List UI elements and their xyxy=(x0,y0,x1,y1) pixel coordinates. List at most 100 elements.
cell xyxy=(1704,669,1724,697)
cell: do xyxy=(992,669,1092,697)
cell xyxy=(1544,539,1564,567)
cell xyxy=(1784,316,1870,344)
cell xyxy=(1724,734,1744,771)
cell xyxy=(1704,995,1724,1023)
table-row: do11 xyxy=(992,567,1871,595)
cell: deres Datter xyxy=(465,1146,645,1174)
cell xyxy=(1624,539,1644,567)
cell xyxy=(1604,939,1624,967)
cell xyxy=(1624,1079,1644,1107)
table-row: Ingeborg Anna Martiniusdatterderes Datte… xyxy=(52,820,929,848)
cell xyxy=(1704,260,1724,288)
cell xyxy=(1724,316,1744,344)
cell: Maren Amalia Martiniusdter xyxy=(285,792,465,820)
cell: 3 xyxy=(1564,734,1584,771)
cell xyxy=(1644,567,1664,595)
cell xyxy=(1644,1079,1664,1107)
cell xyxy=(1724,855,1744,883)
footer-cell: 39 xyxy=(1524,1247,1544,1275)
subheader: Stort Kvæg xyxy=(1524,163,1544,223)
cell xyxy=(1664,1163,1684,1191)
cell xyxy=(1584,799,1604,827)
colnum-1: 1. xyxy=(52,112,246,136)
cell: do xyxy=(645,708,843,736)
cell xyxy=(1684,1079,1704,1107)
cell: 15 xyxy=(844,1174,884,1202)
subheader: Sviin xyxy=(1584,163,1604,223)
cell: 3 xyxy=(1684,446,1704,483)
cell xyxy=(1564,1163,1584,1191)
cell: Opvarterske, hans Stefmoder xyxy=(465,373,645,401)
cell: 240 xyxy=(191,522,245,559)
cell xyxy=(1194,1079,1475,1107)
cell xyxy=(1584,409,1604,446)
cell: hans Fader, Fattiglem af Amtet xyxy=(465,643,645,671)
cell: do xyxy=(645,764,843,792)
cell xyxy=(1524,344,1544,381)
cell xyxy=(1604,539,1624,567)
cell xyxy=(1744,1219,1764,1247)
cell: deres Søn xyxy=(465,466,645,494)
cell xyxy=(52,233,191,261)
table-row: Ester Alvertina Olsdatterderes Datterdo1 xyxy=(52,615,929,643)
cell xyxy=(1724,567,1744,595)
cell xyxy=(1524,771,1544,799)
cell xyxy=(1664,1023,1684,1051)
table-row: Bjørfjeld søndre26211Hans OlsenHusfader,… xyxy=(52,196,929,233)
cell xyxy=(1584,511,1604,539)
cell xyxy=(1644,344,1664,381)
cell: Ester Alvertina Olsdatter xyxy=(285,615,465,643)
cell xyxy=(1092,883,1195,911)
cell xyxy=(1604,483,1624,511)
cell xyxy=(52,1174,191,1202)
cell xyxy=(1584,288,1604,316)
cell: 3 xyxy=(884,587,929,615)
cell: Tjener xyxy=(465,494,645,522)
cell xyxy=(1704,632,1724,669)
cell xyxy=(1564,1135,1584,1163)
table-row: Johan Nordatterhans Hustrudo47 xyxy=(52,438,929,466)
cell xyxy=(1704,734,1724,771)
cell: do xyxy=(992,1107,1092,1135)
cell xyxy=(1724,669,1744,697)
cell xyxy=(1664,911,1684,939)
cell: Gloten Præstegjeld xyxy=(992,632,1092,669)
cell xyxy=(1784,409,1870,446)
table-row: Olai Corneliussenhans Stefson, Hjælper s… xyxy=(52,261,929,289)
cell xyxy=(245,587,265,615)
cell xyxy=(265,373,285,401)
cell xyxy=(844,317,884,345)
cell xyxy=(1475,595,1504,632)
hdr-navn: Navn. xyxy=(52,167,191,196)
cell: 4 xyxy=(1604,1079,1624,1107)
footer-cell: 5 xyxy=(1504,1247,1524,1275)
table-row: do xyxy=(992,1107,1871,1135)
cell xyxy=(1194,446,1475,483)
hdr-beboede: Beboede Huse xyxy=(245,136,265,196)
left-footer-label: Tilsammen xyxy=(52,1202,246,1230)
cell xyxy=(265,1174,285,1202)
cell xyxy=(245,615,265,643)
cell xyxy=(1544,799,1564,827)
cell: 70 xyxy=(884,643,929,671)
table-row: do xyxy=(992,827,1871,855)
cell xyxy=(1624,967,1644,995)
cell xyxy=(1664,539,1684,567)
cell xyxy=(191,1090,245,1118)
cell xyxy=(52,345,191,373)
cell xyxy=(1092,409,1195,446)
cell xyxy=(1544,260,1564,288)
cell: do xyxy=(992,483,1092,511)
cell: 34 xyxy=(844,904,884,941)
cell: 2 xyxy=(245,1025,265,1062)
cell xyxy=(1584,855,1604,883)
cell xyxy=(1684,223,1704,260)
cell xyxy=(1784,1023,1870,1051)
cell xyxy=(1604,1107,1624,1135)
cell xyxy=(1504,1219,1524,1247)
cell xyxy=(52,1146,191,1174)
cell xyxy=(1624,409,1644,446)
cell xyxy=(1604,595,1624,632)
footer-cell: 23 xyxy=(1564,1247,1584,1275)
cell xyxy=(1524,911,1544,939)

* **REQUIREMENT**:
Rewrite the data from the first line up to and including the line with "table-row: Ester Alvertina", replacing "Opvarterske" with "Tjenestepige" and leaving everything else unchanged.

* **WRITTEN SOLUTION**:
List UI elements and their xyxy=(x0,y0,x1,y1) pixel coordinates. List at most 100 elements.
cell xyxy=(1704,669,1724,697)
cell: do xyxy=(992,669,1092,697)
cell xyxy=(1544,539,1564,567)
cell xyxy=(1784,316,1870,344)
cell xyxy=(1724,734,1744,771)
cell xyxy=(1704,995,1724,1023)
table-row: do11 xyxy=(992,567,1871,595)
cell: deres Datter xyxy=(465,1146,645,1174)
cell xyxy=(1624,539,1644,567)
cell xyxy=(1604,939,1624,967)
cell xyxy=(1624,1079,1644,1107)
table-row: Ingeborg Anna Martiniusdatterderes Datte… xyxy=(52,820,929,848)
cell xyxy=(1704,260,1724,288)
cell xyxy=(1724,316,1744,344)
cell: Maren Amalia Martiniusdter xyxy=(285,792,465,820)
cell: 3 xyxy=(1564,734,1584,771)
cell xyxy=(1644,567,1664,595)
cell xyxy=(1644,1079,1664,1107)
cell xyxy=(1724,855,1744,883)
footer-cell: 39 xyxy=(1524,1247,1544,1275)
subheader: Stort Kvæg xyxy=(1524,163,1544,223)
cell xyxy=(1664,1163,1684,1191)
cell xyxy=(1584,799,1604,827)
colnum-1: 1. xyxy=(52,112,246,136)
cell: do xyxy=(645,708,843,736)
cell xyxy=(1684,1079,1704,1107)
cell: 15 xyxy=(844,1174,884,1202)
subheader: Sviin xyxy=(1584,163,1604,223)
cell: 3 xyxy=(1684,446,1704,483)
cell xyxy=(1564,1163,1584,1191)
cell: Tjenestepige, hans Stefmoder xyxy=(465,373,645,401)
cell: 240 xyxy=(191,522,245,559)
cell xyxy=(1194,1079,1475,1107)
cell xyxy=(1584,409,1604,446)
cell: hans Fader, Fattiglem af Amtet xyxy=(465,643,645,671)
cell: do xyxy=(645,764,843,792)
cell xyxy=(1524,344,1544,381)
cell xyxy=(1604,539,1624,567)
cell xyxy=(1744,1219,1764,1247)
cell: deres Søn xyxy=(465,466,645,494)
cell xyxy=(52,233,191,261)
table-row: Ester Alvertina Olsdatterderes Datterdo1 xyxy=(52,615,929,643)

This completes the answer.